-- STATED EXERCISE --
Give only the number of lines that include the string "title".

-- Data items --
--- Begin ---
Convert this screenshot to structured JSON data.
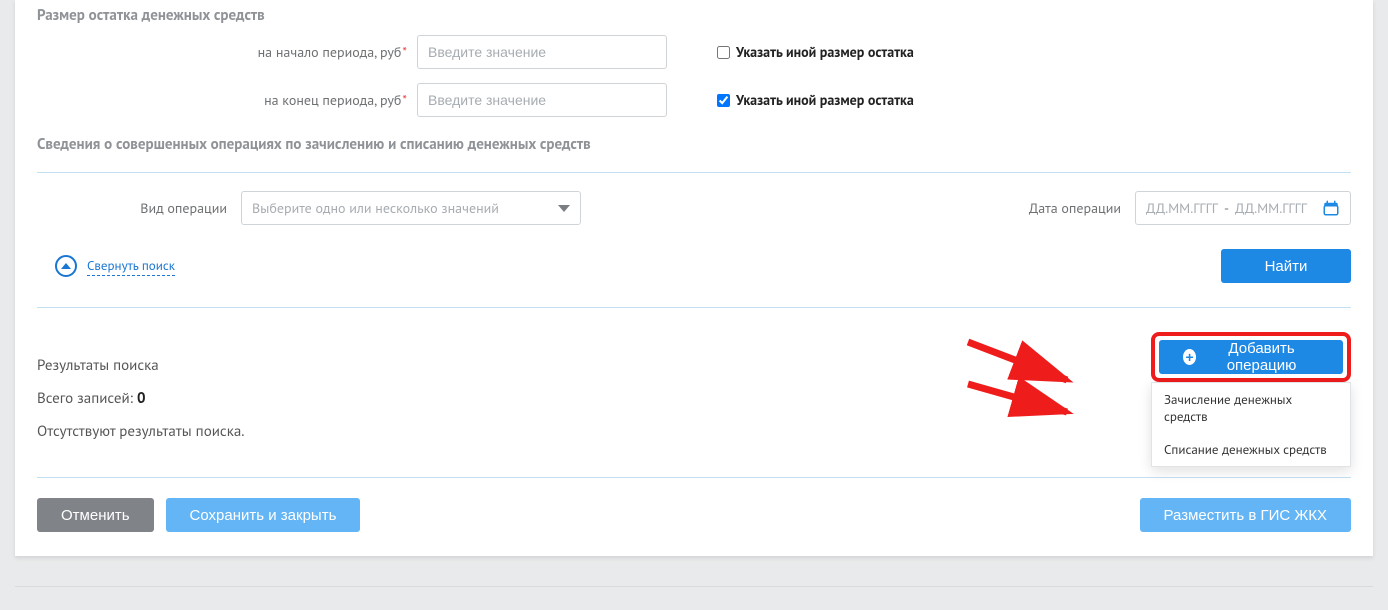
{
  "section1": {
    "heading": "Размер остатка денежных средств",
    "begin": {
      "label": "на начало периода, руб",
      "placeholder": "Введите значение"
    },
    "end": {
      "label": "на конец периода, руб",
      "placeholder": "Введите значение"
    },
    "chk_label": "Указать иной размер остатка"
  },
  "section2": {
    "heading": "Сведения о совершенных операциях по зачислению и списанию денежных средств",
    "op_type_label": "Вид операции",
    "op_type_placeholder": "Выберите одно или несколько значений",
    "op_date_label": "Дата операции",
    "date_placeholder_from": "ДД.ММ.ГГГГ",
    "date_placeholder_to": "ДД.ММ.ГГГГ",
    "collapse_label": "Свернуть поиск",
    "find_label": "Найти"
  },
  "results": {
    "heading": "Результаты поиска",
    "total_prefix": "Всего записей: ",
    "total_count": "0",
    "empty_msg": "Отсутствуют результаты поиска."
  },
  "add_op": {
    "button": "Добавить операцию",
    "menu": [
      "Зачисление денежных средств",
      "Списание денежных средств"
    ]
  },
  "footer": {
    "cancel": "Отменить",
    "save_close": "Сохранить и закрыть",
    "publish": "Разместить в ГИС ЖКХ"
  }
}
--- End ---
--- Begin ---
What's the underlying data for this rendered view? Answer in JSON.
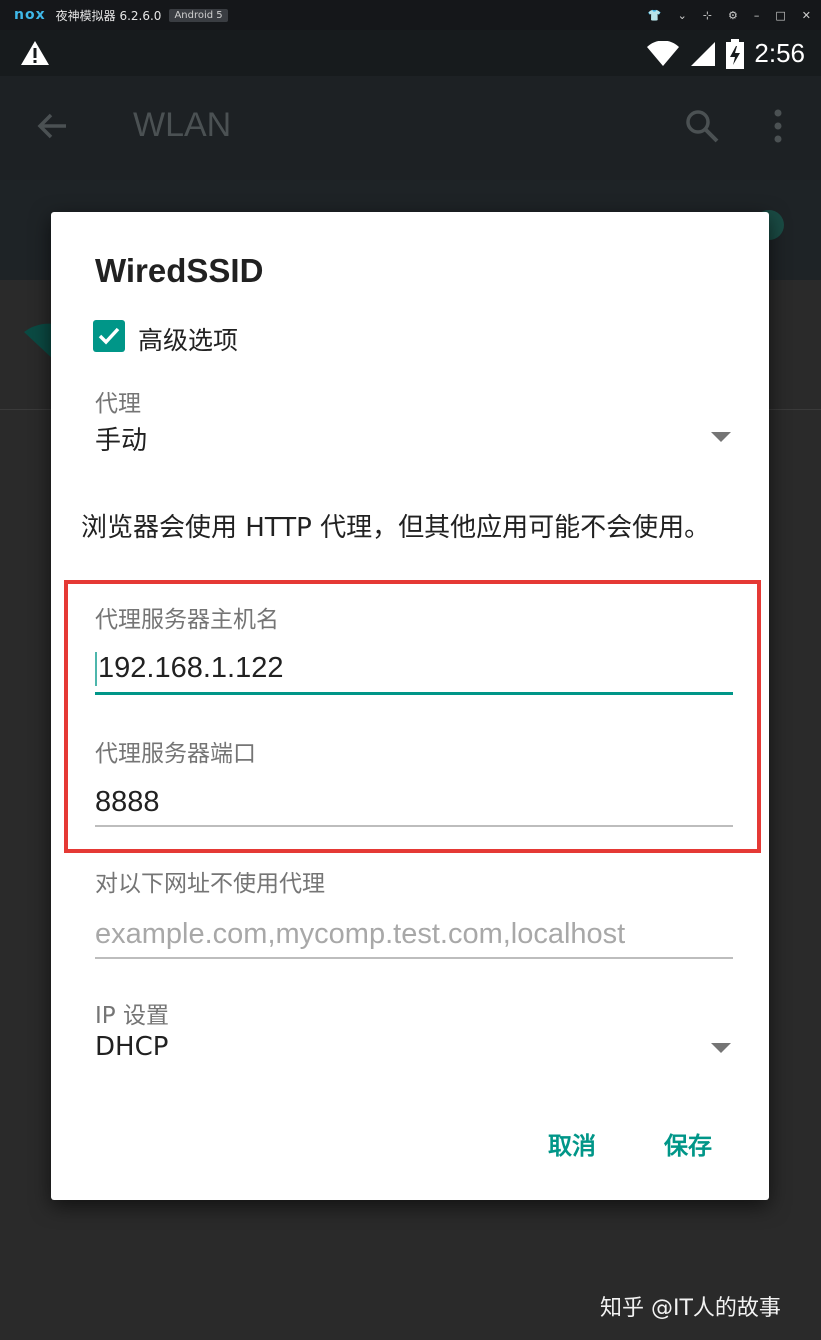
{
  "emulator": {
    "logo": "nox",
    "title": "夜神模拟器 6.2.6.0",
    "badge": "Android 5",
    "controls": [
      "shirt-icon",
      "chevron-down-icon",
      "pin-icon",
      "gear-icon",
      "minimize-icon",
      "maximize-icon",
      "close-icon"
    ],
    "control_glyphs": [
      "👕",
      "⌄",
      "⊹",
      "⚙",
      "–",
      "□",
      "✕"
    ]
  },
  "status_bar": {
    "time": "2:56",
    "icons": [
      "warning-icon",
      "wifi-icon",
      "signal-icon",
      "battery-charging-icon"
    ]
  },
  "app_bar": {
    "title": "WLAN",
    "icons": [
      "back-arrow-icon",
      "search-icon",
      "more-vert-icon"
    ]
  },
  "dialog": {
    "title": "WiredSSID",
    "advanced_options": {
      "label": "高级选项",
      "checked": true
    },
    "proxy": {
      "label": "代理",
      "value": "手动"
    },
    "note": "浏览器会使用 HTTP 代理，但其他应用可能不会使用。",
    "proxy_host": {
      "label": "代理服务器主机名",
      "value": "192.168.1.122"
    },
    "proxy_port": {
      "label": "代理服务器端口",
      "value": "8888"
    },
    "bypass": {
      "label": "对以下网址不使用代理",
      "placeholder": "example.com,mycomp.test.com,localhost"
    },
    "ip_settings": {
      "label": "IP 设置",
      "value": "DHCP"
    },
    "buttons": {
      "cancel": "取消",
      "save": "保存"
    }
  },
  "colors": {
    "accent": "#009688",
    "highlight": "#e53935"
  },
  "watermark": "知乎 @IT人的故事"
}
--- End ---
-- TASK RESPONSE --
3